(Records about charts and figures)

================================

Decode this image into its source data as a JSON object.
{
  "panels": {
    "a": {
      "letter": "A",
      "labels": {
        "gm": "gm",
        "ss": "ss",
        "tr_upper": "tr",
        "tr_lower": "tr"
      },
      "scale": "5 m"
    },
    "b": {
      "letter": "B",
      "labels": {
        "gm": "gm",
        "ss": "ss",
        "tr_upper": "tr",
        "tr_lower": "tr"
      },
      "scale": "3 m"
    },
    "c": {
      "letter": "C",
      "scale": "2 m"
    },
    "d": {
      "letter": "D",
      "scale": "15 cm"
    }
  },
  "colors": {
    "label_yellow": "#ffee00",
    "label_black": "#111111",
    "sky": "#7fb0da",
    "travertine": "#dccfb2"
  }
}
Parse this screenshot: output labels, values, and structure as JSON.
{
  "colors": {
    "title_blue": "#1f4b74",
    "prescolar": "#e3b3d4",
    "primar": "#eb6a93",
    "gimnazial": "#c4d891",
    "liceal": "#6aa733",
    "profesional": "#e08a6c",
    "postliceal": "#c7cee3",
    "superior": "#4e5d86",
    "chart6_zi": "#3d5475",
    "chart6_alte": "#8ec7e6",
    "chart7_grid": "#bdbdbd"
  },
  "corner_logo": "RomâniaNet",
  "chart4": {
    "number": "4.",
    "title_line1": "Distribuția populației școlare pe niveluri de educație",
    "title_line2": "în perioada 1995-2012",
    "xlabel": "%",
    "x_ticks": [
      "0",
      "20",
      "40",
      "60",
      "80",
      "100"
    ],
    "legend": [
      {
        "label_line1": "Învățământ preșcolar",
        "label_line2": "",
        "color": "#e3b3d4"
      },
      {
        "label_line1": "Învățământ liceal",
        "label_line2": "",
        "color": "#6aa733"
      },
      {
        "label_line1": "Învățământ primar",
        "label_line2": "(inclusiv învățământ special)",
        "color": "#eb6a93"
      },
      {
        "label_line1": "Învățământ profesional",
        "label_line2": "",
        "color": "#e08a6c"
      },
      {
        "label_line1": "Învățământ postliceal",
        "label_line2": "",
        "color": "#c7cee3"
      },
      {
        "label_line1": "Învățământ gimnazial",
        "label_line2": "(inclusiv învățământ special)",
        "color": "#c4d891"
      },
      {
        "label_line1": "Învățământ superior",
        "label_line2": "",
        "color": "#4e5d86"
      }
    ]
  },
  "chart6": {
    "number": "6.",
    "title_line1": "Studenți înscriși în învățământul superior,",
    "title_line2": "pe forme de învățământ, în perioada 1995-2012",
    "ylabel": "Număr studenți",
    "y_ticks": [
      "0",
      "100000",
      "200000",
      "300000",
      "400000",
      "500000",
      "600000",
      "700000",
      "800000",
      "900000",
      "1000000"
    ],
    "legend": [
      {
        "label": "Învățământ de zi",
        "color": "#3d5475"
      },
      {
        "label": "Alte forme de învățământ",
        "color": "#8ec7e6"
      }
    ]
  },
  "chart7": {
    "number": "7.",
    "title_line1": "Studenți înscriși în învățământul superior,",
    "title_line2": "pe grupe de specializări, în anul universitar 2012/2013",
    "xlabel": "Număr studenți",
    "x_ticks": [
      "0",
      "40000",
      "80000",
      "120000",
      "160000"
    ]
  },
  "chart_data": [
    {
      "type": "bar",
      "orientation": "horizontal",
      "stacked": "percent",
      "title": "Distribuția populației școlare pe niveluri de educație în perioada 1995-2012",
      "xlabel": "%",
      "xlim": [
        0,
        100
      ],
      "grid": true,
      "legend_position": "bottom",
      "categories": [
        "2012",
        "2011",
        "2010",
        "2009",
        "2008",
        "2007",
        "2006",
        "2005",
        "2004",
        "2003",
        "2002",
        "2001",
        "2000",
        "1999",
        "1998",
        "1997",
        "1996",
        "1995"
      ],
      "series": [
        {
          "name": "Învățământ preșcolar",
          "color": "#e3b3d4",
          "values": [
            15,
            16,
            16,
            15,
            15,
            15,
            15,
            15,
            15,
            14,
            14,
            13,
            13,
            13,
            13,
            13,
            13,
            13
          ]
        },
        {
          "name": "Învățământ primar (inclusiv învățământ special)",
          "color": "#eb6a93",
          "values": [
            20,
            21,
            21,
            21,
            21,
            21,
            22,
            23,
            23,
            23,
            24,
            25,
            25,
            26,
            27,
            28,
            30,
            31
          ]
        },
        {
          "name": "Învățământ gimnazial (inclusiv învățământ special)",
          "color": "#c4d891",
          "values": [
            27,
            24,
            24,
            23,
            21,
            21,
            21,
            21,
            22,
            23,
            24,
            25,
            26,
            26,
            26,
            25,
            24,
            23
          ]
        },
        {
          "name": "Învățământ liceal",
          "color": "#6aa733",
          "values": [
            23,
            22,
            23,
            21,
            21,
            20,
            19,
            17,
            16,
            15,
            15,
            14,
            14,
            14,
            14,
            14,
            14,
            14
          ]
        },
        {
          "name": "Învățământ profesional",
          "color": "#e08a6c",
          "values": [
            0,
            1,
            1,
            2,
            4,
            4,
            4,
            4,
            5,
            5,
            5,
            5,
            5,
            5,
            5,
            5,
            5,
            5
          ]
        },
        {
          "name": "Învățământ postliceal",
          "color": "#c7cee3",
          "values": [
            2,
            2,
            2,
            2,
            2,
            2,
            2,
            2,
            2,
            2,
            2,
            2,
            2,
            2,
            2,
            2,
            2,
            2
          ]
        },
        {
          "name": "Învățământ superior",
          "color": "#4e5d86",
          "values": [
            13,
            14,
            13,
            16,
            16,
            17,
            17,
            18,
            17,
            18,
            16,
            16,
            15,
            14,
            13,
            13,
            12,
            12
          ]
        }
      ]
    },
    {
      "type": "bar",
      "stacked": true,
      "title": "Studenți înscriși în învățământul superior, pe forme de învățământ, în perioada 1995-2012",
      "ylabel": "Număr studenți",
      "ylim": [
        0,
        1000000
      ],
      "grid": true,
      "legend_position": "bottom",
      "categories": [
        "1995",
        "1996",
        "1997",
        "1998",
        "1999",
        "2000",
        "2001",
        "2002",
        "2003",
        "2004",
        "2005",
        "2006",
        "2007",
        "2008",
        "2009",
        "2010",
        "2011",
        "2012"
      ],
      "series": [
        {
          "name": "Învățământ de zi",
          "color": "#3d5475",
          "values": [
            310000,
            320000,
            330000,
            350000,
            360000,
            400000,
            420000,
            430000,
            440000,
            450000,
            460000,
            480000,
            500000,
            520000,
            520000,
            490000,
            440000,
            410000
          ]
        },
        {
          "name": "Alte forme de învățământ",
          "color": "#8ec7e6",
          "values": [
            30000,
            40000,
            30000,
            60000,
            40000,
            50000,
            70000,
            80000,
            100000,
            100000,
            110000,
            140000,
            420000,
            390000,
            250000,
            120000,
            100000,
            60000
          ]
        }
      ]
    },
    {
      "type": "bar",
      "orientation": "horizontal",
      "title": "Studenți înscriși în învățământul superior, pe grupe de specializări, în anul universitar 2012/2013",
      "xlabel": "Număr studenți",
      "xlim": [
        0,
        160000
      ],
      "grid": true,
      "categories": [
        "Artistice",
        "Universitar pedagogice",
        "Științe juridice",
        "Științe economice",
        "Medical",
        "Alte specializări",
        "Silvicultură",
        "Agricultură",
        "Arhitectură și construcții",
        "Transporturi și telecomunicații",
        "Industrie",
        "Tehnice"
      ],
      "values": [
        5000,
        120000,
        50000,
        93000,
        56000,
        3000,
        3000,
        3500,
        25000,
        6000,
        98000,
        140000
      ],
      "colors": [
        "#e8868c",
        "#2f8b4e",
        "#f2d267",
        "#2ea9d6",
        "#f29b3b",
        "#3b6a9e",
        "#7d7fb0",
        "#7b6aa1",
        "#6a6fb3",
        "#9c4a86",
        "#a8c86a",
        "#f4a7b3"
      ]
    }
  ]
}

================================

Pick out the lines containing the word "grupe" and show them.

    "title_line2": "pe grupe de specializări, în anul universitar 2012/2013",
      "title": "Studenți înscriși în învățământul superior, pe grupe de specializări, în anul universitar 2012/2013",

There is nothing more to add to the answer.